• **Work required**
Transcribe every entry word for word. Skip the pictures.

• **Supplied material**
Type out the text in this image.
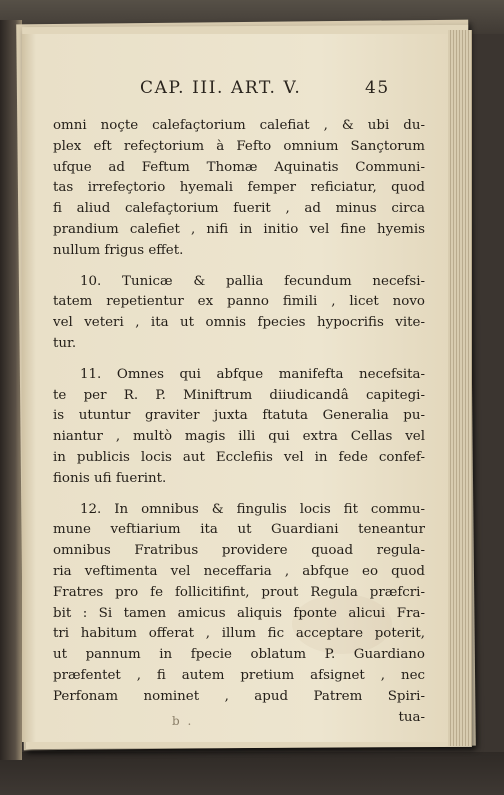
CAP. III. ART. V.	45
omni noçte calefaçtorium calefiat , & ubi du-
plex eft refeçtorium à Fefto omnium Sançtorum
ufque ad Feftum Thomæ Aquinatis Communi-
tas irrefeçtorio hyemali femper reficiatur, quod
fi aliud calefaçtorium fuerit , ad minus circa
prandium calefiet , nifi in initio vel fine hyemis
nullum frigus effet.
10. Tunicæ & pallia fecundum necefsi-
tatem repetientur ex panno fimili , licet novo
vel veteri , ita ut omnis fpecies hypocrifis vite-
tur.
11. Omnes qui abfque manifefta necefsita-
te per R. P. Miniftrum diiudicandâ capitegi-
is utuntur graviter juxta ftatuta Generalia pu-
niantur , multò magis illi qui extra Cellas vel
in publicis locis aut Ecclefiis vel in fede confef-
fionis ufi fuerint.
12. In omnibus & fingulis locis fit commu-
mune veftiarium ita ut Guardiani teneantur
omnibus Fratribus providere quoad regula-
ria veftimenta vel neceffaria , abfque eo quod
Fratres pro fe follicitifint, prout Regula præfcri-
bit : Si tamen amicus aliquis fponte alicui Fra-
tri habitum offerat , illum fic acceptare poterit,
ut pannum in fpecie oblatum P. Guardiano
præfentet , fi autem pretium afsignet , nec
Perfonam nominet , apud Patrem Spiri-
tua-
b .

• **Output of the task**
Type out the text in this image.
CAP. III. ART. V.	45
omni noçte calefaçtorium calefiat , & ubi du-
plex eft refeçtorium à Fefto omnium Sançtorum
ufque ad Feftum Thomæ Aquinatis Communi-
tas irrefeçtorio hyemali femper reficiatur, quod
fi aliud calefaçtorium fuerit , ad minus circa
prandium calefiet , nifi in initio vel fine hyemis
nullum frigus effet.
10. Tunicæ & pallia fecundum necefsi-
tatem repetientur ex panno fimili , licet novo
vel veteri , ita ut omnis fpecies hypocrifis vite-
tur.
11. Omnes qui abfque manifefta necefsita-
te per R. P. Miniftrum diiudicandâ capitegi-
is utuntur graviter juxta ftatuta Generalia pu-
niantur , multò magis illi qui extra Cellas vel
in publicis locis aut Ecclefiis vel in fede confef-
fionis ufi fuerint.
12. In omnibus & fingulis locis fit commu-
mune veftiarium ita ut Guardiani teneantur
omnibus Fratribus providere quoad regula-
ria veftimenta vel neceffaria , abfque eo quod
Fratres pro fe follicitifint, prout Regula præfcri-
bit : Si tamen amicus aliquis fponte alicui Fra-
tri habitum offerat , illum fic acceptare poterit,
ut pannum in fpecie oblatum P. Guardiano
præfentet , fi autem pretium afsignet , nec
Perfonam nominet , apud Patrem Spiri-
tua-
b .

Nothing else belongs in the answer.